__The exercise__
What follows is a listing. Return every line of it exactly.

__Supplied records__
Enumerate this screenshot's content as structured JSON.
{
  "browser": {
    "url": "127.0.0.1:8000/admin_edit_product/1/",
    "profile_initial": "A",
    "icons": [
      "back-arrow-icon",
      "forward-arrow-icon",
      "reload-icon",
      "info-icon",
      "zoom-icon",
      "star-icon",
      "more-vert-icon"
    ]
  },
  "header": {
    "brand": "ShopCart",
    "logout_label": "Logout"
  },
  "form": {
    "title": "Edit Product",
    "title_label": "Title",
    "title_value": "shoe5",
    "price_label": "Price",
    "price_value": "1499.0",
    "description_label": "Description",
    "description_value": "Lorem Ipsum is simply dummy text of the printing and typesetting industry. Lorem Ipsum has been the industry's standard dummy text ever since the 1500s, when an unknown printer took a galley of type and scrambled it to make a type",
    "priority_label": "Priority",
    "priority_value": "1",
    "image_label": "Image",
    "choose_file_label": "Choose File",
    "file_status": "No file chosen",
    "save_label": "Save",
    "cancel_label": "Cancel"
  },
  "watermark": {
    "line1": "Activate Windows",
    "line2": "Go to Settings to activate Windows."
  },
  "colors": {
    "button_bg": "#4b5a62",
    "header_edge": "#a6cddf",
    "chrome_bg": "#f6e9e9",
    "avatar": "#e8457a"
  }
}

__Response for this exercise__
Enumerate this screenshot's content as structured JSON.
{
  "browser": {
    "url": "127.0.0.1:8000/admin_edit_product/1/",
    "profile_initial": "A",
    "icons": [
      "back-arrow-icon",
      "forward-arrow-icon",
      "reload-icon",
      "info-icon",
      "zoom-icon",
      "star-icon",
      "more-vert-icon"
    ]
  },
  "header": {
    "brand": "ShopCart",
    "logout_label": "Logout"
  },
  "form": {
    "title": "Edit Product",
    "title_label": "Title",
    "title_value": "shoe5",
    "price_label": "Price",
    "price_value": "1499.0",
    "description_label": "Description",
    "description_value": "Lorem Ipsum is simply dummy text of the printing and typesetting industry. Lorem Ipsum has been the industry's standard dummy text ever since the 1500s, when an unknown printer took a galley of type and scrambled it to make a type",
    "priority_label": "Priority",
    "priority_value": "1",
    "image_label": "Image",
    "choose_file_label": "Choose File",
    "file_status": "No file chosen",
    "save_label": "Save",
    "cancel_label": "Cancel"
  },
  "watermark": {
    "line1": "Activate Windows",
    "line2": "Go to Settings to activate Windows."
  },
  "colors": {
    "button_bg": "#4b5a62",
    "header_edge": "#a6cddf",
    "chrome_bg": "#f6e9e9",
    "avatar": "#e8457a"
  }
}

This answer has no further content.